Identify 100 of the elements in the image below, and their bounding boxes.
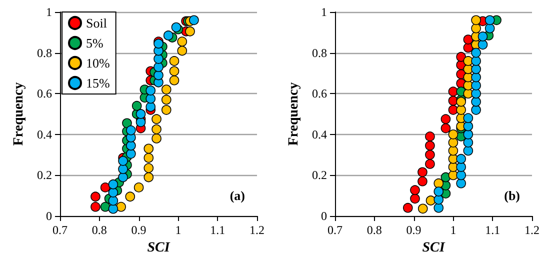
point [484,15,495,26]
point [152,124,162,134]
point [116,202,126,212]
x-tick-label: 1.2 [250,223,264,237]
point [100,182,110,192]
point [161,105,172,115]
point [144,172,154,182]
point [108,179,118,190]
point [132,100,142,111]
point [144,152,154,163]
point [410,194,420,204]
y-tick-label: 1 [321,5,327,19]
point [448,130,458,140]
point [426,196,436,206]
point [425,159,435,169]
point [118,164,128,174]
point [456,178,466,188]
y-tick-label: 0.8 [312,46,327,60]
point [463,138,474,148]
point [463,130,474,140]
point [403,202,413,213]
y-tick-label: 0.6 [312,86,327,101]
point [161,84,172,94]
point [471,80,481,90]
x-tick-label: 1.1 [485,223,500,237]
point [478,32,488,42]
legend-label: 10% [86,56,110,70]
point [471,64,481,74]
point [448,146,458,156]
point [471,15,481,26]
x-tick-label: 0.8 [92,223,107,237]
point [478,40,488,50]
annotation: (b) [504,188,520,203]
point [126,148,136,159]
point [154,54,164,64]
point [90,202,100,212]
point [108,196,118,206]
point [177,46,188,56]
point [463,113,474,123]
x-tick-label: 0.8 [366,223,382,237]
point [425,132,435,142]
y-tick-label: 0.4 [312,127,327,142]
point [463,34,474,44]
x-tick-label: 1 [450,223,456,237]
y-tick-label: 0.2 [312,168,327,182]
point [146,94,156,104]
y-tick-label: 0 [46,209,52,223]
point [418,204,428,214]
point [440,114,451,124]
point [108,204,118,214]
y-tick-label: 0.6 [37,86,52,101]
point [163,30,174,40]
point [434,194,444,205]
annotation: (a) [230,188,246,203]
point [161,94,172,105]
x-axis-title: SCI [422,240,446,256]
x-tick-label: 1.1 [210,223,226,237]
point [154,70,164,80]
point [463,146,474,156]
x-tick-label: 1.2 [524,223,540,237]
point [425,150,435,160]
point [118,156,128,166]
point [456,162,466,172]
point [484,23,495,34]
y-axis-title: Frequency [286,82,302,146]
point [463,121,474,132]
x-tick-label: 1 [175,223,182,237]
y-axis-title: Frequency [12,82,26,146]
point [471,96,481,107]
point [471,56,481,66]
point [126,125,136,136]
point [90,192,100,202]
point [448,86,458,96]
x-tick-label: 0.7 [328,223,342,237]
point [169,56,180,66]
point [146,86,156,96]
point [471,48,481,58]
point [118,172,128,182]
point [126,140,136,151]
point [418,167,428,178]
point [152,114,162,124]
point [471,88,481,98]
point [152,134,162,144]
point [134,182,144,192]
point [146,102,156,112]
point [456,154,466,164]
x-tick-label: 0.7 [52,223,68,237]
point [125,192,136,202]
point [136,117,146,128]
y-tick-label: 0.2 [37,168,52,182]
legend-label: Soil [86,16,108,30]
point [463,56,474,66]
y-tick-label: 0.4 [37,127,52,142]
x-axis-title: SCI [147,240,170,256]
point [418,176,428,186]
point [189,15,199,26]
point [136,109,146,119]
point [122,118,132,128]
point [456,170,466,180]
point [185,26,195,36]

...

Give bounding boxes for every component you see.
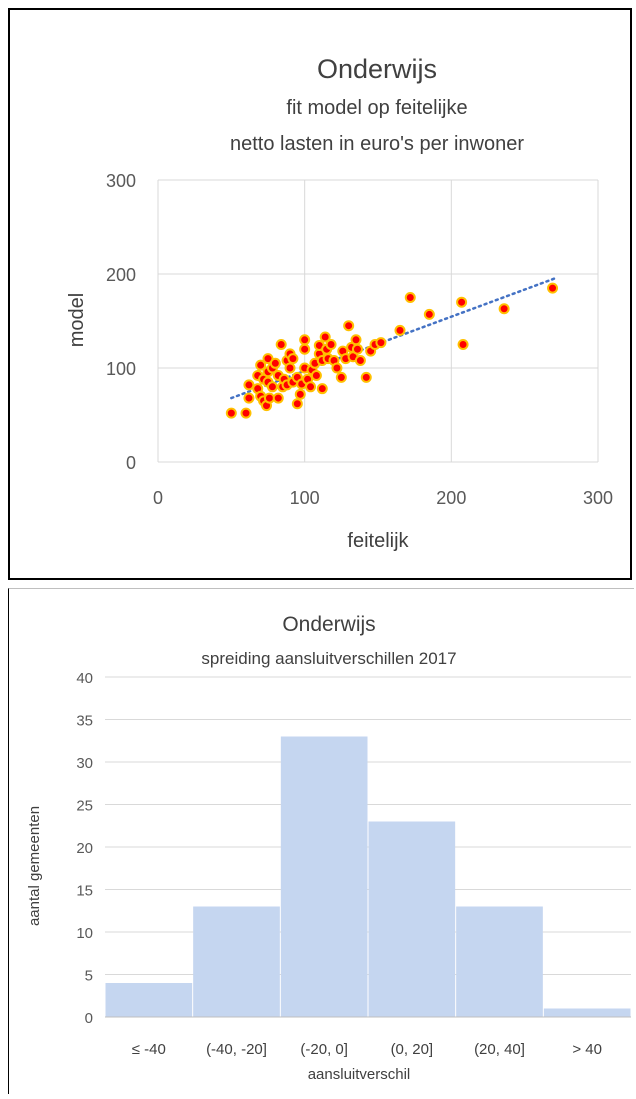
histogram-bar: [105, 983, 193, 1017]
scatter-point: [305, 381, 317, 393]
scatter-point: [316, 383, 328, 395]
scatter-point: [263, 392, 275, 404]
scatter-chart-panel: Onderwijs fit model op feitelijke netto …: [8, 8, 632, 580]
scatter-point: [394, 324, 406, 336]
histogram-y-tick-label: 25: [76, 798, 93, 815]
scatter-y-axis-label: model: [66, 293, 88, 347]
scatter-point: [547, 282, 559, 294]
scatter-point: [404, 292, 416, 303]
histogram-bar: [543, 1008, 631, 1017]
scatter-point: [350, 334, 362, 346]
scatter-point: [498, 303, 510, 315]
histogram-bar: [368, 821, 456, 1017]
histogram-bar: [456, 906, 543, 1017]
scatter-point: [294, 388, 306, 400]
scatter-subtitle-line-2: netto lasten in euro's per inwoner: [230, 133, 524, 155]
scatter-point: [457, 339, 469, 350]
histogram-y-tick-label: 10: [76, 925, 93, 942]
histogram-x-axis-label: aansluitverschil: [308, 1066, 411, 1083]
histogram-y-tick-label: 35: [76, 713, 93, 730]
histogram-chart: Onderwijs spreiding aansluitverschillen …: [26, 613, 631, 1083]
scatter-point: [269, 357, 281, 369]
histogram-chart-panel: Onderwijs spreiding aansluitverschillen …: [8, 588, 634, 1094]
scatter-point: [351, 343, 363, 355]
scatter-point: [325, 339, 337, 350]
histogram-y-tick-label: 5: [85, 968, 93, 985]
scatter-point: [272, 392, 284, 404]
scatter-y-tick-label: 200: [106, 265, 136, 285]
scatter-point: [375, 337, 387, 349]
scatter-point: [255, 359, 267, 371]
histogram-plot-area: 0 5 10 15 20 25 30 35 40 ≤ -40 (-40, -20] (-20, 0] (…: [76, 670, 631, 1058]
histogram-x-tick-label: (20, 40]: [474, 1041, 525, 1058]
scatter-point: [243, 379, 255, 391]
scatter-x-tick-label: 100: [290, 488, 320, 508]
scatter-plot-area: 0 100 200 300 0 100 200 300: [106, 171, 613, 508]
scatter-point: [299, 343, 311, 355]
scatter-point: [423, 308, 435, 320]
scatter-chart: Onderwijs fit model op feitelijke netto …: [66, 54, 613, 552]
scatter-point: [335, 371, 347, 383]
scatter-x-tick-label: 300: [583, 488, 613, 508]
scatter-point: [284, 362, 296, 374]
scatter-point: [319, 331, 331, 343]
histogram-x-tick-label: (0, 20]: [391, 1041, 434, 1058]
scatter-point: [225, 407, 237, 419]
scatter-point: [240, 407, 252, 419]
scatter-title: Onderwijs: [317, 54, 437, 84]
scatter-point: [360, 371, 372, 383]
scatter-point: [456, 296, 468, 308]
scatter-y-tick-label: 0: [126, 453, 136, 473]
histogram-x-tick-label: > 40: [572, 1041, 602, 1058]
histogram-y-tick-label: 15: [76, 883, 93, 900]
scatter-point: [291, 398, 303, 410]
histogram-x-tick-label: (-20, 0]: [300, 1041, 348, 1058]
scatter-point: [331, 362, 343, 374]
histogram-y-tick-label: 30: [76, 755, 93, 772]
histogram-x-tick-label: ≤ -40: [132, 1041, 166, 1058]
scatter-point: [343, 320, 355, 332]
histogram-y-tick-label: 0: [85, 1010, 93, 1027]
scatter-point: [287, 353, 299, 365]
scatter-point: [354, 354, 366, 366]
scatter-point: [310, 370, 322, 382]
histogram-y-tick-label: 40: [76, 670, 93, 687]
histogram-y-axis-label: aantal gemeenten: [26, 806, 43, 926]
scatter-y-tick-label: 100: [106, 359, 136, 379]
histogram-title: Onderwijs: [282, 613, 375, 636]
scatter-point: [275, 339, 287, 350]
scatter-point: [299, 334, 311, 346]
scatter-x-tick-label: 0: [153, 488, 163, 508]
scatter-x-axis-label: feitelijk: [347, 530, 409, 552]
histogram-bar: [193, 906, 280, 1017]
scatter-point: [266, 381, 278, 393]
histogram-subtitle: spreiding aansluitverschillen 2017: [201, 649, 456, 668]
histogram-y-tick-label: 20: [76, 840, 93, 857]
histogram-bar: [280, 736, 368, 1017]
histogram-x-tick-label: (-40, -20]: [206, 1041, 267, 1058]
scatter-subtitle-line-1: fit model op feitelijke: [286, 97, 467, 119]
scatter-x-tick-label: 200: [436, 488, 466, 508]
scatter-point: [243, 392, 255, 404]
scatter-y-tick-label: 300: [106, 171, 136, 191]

* * *

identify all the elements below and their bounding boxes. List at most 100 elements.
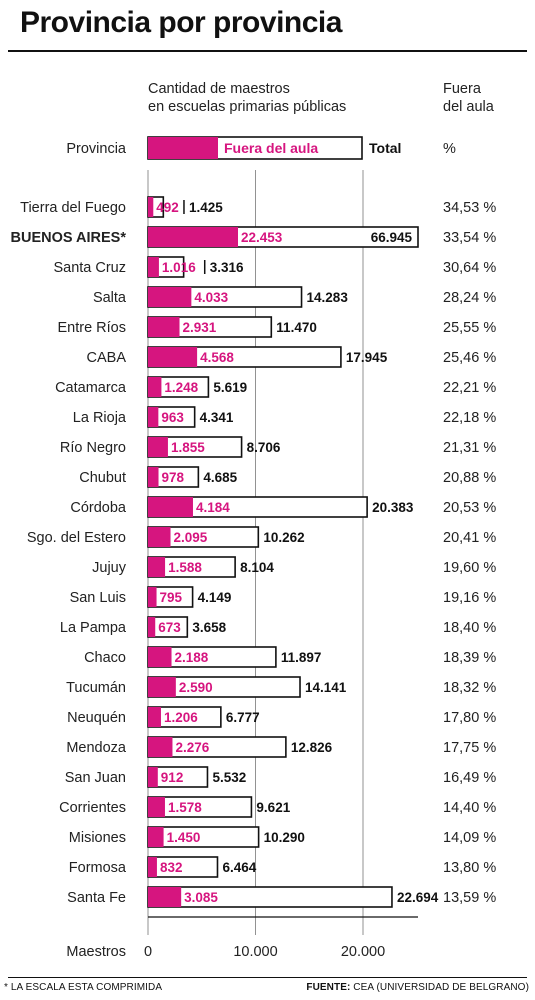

*What to work on*: Express the stretch of the entries above that opens with the line containing "Give bounding boxes" and closes with the line containing "histogram-bar: [368, 821, 456, 1017]" as a JSON list of strings, one string per line, with blank lines skipped. Leave out the pictures.

*Result of the task*:
[
  "Give bounding boxes for every component you see.",
  "histogram-bar: [105, 983, 193, 1017]",
  "scatter-point: [305, 381, 317, 393]",
  "scatter-point: [316, 383, 328, 395]",
  "scatter-point: [263, 392, 275, 404]",
  "scatter-chart-panel: Onderwijs fit model op feitelijke netto …: [8, 8, 632, 580]",
  "scatter-point: [394, 324, 406, 336]",
  "histogram-y-tick-label: 25: [76, 798, 93, 815]",
  "scatter-y-axis-label: model: [66, 293, 88, 347]",
  "scatter-point: [547, 282, 559, 294]",
  "scatter-point: [404, 292, 416, 303]",
  "histogram-bar: [543, 1008, 631, 1017]",
  "scatter-point: [350, 334, 362, 346]",
  "scatter-point: [498, 303, 510, 315]",
  "histogram-bar: [368, 821, 456, 1017]"
]